TASK TO CARRY OUT.
Each line that follows is to be retyped exactly.

RECORDS FOR THIS TASK.
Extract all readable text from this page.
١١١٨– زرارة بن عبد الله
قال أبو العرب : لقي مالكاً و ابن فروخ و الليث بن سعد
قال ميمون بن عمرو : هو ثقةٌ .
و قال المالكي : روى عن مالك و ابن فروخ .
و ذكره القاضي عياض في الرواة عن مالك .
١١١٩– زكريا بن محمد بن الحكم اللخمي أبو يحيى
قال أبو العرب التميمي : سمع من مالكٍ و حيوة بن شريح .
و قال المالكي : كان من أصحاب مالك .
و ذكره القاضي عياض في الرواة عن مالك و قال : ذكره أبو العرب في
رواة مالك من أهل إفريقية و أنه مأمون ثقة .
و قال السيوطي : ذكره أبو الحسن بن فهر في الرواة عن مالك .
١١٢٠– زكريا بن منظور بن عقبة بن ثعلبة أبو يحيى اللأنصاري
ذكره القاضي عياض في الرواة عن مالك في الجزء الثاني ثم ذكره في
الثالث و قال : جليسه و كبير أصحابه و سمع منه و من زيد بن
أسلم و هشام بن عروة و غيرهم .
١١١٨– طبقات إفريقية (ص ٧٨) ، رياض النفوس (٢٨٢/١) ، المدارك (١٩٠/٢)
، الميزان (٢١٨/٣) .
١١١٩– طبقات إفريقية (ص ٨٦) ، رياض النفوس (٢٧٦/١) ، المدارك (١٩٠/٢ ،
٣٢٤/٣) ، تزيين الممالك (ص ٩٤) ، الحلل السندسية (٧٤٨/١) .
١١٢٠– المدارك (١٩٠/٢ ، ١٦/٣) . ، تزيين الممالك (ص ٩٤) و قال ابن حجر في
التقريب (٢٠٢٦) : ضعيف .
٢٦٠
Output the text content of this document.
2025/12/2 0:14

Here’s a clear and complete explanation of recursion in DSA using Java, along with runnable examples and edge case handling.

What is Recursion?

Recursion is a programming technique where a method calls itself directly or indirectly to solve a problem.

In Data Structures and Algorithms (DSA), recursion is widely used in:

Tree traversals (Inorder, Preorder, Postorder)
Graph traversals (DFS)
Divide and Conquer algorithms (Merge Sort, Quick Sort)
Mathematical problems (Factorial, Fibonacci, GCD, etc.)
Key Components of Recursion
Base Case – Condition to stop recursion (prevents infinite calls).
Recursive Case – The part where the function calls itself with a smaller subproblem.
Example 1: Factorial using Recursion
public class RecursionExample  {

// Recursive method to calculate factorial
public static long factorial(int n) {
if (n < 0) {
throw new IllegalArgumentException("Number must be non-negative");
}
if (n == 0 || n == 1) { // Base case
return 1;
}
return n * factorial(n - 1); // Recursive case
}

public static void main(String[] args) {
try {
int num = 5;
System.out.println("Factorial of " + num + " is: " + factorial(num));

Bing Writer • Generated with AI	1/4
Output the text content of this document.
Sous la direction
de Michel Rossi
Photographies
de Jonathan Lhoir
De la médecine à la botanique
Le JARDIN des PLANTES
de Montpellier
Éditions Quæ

CORRECT OUTPUT.
Extract all readable text from this page.
١١١٨– زرارة بن عبد الله
قال أبو العرب : لقي مالكاً و ابن فروخ و الليث بن سعد
قال ميمون بن عمرو : هو ثقةٌ .
و قال المالكي : روى عن مالك و ابن فروخ .
و ذكره القاضي عياض في الرواة عن مالك .
١١١٩– زكريا بن محمد بن الحكم اللخمي أبو يحيى
قال أبو العرب التميمي : سمع من مالكٍ و حيوة بن شريح .
و قال المالكي : كان من أصحاب مالك .
و ذكره القاضي عياض في الرواة عن مالك و قال : ذكره أبو العرب في
رواة مالك من أهل إفريقية و أنه مأمون ثقة .
و قال السيوطي : ذكره أبو الحسن بن فهر في الرواة عن مالك .
١١٢٠– زكريا بن منظور بن عقبة بن ثعلبة أبو يحيى اللأنصاري
ذكره القاضي عياض في الرواة عن مالك في الجزء الثاني ثم ذكره في
الثالث و قال : جليسه و كبير أصحابه و سمع منه و من زيد بن
أسلم و هشام بن عروة و غيرهم .
١١١٨– طبقات إفريقية (ص ٧٨) ، رياض النفوس (٢٨٢/١) ، المدارك (١٩٠/٢)
، الميزان (٢١٨/٣) .
١١١٩– طبقات إفريقية (ص ٨٦) ، رياض النفوس (٢٧٦/١) ، المدارك (١٩٠/٢ ،
٣٢٤/٣) ، تزيين الممالك (ص ٩٤) ، الحلل السندسية (٧٤٨/١) .
١١٢٠– المدارك (١٩٠/٢ ، ١٦/٣) . ، تزيين الممالك (ص ٩٤) و قال ابن حجر في
التقريب (٢٠٢٦) : ضعيف .
٢٦٠
Output the text content of this document.
2025/12/2 0:14

Here’s a clear and complete explanation of recursion in DSA using Java, along with runnable examples and edge case handling.

What is Recursion?

Recursion is a programming technique where a method calls itself directly or indirectly to solve a problem.

In Data Structures and Algorithms (DSA), recursion is widely used in:

Tree traversals (Inorder, Preorder, Postorder)
Graph traversals (DFS)
Divide and Conquer algorithms (Merge Sort, Quick Sort)
Mathematical problems (Factorial, Fibonacci, GCD, etc.)
Key Components of Recursion
Base Case – Condition to stop recursion (prevents infinite calls).
Recursive Case – The part where the function calls itself with a smaller subproblem.
Example 1: Factorial using Recursion
public class RecursionExample  {

// Recursive method to calculate factorial
public static long factorial(int n) {
if (n < 0) {
throw new IllegalArgumentException("Number must be non-negative");
}
if (n == 0 || n == 1) { // Base case
return 1;
}
return n * factorial(n - 1); // Recursive case
}

public static void main(String[] args) {
try {
int num = 5;
System.out.println("Factorial of " + num + " is: " + factorial(num));

Bing Writer • Generated with AI	1/4
Output the text content of this document.
Sous la direction
de Michel Rossi
Photographies
de Jonathan Lhoir
De la médecine à la botanique
Le JARDIN des PLANTES
de Montpellier
Éditions Quæ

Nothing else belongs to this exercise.